**DIRECTIONS**
Reading the listing below, count the lines that contain the word "center" and give that count alone.

BEGIN INPUT DATA

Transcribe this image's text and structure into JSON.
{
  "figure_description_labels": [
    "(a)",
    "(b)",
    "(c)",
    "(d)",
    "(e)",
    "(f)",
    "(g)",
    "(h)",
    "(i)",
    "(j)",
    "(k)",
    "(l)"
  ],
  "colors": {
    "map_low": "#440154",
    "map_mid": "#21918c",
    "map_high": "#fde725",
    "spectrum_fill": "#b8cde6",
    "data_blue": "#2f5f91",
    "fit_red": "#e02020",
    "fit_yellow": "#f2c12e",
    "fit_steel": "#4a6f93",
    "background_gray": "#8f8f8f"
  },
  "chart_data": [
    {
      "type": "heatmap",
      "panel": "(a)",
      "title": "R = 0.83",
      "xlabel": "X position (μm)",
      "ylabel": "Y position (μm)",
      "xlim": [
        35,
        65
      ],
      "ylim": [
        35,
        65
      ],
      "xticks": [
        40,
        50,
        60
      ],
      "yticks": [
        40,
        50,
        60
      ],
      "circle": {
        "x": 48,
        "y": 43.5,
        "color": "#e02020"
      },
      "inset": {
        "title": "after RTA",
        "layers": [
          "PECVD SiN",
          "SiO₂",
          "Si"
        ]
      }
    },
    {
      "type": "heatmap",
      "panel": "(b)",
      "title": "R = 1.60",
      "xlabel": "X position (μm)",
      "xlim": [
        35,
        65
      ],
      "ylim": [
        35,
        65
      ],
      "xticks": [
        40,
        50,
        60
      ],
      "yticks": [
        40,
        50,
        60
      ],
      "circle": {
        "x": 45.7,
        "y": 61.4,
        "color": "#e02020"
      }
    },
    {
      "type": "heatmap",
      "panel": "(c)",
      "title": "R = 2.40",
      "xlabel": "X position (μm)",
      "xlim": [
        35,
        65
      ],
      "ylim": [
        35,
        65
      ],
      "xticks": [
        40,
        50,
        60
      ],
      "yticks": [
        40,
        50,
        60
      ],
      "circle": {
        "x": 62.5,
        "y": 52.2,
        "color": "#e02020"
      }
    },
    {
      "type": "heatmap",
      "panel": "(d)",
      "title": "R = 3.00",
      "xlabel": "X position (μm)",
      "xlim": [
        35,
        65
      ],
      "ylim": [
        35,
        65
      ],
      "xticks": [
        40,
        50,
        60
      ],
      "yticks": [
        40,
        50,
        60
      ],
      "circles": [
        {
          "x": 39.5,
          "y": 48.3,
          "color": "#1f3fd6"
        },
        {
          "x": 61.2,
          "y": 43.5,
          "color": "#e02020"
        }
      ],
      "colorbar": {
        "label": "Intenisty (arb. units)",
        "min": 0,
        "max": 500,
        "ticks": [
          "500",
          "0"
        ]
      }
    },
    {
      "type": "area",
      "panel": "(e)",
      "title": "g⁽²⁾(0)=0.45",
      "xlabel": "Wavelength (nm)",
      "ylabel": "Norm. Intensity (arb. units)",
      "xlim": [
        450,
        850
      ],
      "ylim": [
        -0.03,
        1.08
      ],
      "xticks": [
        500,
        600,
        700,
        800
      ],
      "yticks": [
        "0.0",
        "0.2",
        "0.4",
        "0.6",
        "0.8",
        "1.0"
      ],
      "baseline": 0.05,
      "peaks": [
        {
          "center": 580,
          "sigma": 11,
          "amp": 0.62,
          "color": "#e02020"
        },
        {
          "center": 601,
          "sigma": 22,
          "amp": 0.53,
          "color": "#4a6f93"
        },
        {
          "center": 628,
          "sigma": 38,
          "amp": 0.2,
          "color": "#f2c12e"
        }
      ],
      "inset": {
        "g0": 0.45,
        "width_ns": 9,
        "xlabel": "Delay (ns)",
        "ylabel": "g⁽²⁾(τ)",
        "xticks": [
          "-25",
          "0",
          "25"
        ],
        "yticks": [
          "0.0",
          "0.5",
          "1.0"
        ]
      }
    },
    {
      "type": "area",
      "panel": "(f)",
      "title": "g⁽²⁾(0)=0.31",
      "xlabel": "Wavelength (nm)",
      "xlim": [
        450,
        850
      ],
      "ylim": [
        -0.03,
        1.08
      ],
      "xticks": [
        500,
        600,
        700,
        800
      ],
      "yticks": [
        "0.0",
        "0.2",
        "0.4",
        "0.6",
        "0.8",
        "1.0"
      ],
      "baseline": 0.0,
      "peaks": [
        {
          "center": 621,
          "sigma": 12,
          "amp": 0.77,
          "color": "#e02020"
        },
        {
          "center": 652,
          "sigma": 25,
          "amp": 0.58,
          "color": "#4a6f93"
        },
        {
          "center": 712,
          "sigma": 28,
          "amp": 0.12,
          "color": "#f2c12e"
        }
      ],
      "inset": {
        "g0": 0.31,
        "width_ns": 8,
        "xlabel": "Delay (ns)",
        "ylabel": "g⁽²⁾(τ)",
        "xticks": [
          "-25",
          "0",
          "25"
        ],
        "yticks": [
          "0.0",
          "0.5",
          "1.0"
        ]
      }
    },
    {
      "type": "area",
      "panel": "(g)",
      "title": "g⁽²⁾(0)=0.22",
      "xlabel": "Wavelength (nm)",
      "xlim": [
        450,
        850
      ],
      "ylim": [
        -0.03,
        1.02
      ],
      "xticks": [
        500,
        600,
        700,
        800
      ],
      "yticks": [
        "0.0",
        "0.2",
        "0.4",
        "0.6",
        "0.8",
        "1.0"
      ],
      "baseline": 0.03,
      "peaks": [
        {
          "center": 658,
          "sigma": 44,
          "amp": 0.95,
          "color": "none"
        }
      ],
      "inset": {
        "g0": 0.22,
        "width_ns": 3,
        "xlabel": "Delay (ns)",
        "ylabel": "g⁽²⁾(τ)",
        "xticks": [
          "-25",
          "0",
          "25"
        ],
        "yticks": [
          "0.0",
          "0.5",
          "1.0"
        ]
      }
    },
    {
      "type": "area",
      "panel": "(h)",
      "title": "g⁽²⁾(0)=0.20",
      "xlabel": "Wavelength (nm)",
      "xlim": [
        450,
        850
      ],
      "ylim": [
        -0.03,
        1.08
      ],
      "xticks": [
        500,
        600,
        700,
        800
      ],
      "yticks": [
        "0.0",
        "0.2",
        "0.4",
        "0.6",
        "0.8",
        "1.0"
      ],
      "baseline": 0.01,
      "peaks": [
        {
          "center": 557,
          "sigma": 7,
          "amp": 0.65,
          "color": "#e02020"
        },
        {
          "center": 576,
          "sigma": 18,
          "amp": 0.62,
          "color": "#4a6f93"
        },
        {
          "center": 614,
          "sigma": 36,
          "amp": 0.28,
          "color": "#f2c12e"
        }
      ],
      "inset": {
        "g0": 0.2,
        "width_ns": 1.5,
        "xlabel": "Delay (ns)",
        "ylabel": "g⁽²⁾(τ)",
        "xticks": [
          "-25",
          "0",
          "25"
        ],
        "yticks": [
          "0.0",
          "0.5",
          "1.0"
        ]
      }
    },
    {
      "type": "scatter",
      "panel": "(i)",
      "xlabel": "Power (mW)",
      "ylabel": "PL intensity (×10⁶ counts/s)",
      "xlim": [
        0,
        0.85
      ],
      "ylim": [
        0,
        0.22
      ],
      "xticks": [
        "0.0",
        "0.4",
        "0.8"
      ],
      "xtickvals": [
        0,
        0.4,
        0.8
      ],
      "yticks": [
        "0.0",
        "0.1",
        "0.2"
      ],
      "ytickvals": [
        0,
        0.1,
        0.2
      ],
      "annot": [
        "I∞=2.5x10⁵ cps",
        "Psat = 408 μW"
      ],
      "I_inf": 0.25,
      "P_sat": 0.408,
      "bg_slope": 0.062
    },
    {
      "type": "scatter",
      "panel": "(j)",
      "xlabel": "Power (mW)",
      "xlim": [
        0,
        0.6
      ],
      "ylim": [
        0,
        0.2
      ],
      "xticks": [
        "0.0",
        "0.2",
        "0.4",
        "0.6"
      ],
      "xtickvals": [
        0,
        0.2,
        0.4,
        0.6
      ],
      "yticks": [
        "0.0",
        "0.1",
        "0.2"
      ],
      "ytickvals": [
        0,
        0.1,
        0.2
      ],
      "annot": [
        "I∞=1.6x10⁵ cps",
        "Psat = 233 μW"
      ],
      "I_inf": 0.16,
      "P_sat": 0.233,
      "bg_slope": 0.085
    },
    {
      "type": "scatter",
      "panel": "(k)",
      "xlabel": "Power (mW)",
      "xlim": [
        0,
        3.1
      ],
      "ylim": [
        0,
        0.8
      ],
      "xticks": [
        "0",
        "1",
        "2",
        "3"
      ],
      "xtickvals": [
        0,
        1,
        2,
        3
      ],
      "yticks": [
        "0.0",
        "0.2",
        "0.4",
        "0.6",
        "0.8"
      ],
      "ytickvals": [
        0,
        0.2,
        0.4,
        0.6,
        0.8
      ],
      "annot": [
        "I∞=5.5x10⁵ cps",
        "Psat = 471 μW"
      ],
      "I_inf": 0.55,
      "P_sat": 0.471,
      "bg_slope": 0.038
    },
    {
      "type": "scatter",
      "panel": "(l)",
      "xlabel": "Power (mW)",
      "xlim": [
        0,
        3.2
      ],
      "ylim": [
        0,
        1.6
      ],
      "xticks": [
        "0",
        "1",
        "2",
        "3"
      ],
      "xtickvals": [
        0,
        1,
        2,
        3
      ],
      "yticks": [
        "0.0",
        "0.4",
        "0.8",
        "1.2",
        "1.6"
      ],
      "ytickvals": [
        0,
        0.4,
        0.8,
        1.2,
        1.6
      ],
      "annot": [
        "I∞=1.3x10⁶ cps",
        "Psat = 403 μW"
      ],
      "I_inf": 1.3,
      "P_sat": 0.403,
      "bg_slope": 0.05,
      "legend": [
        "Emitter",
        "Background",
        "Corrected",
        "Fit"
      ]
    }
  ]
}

END INPUT DATA

**TASK SOLUTION**
10